[Figure dataset records]
┄┄┄┄┄┄

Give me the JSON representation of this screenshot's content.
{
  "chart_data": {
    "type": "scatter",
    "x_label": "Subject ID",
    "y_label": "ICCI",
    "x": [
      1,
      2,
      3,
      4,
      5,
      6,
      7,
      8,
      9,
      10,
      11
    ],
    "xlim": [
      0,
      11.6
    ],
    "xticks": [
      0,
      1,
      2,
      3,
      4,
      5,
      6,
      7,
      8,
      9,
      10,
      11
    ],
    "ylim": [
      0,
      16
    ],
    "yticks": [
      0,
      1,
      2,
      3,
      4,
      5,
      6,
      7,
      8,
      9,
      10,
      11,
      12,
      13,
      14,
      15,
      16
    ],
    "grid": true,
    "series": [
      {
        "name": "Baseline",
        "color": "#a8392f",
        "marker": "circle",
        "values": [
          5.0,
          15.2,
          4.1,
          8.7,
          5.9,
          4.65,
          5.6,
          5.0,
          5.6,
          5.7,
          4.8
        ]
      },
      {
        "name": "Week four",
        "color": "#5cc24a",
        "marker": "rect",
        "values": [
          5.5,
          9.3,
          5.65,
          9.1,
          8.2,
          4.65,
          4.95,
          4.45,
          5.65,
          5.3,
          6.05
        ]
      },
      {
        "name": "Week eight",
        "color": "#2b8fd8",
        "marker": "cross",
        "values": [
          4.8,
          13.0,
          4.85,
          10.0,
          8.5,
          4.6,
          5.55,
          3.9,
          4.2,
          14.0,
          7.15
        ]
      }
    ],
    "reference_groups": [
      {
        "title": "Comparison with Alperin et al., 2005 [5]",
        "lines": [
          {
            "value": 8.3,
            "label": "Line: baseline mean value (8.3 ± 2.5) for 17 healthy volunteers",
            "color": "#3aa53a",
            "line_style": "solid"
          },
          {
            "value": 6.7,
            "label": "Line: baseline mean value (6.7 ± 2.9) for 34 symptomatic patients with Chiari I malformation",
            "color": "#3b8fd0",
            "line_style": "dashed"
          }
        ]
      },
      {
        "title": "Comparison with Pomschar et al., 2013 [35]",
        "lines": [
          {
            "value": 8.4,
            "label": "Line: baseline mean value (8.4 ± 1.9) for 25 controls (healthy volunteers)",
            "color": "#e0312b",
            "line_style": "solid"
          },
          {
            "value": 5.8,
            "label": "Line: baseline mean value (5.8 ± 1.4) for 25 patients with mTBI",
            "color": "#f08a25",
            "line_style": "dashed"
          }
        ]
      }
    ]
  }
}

┄┄┄┄┄┄

> [WORK REQUIRED]
Each of the records above is to be copied exactly.

> [WRITTEN SOLUTION]
Give me the JSON representation of this screenshot's content.
{
  "chart_data": {
    "type": "scatter",
    "x_label": "Subject ID",
    "y_label": "ICCI",
    "x": [
      1,
      2,
      3,
      4,
      5,
      6,
      7,
      8,
      9,
      10,
      11
    ],
    "xlim": [
      0,
      11.6
    ],
    "xticks": [
      0,
      1,
      2,
      3,
      4,
      5,
      6,
      7,
      8,
      9,
      10,
      11
    ],
    "ylim": [
      0,
      16
    ],
    "yticks": [
      0,
      1,
      2,
      3,
      4,
      5,
      6,
      7,
      8,
      9,
      10,
      11,
      12,
      13,
      14,
      15,
      16
    ],
    "grid": true,
    "series": [
      {
        "name": "Baseline",
        "color": "#a8392f",
        "marker": "circle",
        "values": [
          5.0,
          15.2,
          4.1,
          8.7,
          5.9,
          4.65,
          5.6,
          5.0,
          5.6,
          5.7,
          4.8
        ]
      },
      {
        "name": "Week four",
        "color": "#5cc24a",
        "marker": "rect",
        "values": [
          5.5,
          9.3,
          5.65,
          9.1,
          8.2,
          4.65,
          4.95,
          4.45,
          5.65,
          5.3,
          6.05
        ]
      },
      {
        "name": "Week eight",
        "color": "#2b8fd8",
        "marker": "cross",
        "values": [
          4.8,
          13.0,
          4.85,
          10.0,
          8.5,
          4.6,
          5.55,
          3.9,
          4.2,
          14.0,
          7.15
        ]
      }
    ],
    "reference_groups": [
      {
        "title": "Comparison with Alperin et al., 2005 [5]",
        "lines": [
          {
            "value": 8.3,
            "label": "Line: baseline mean value (8.3 ± 2.5) for 17 healthy volunteers",
            "color": "#3aa53a",
            "line_style": "solid"
          },
          {
            "value": 6.7,
            "label": "Line: baseline mean value (6.7 ± 2.9) for 34 symptomatic patients with Chiari I malformation",
            "color": "#3b8fd0",
            "line_style": "dashed"
          }
        ]
      },
      {
        "title": "Comparison with Pomschar et al., 2013 [35]",
        "lines": [
          {
            "value": 8.4,
            "label": "Line: baseline mean value (8.4 ± 1.9) for 25 controls (healthy volunteers)",
            "color": "#e0312b",
            "line_style": "solid"
          },
          {
            "value": 5.8,
            "label": "Line: baseline mean value (5.8 ± 1.4) for 25 patients with mTBI",
            "color": "#f08a25",
            "line_style": "dashed"
          }
        ]
      }
    ]
  }
}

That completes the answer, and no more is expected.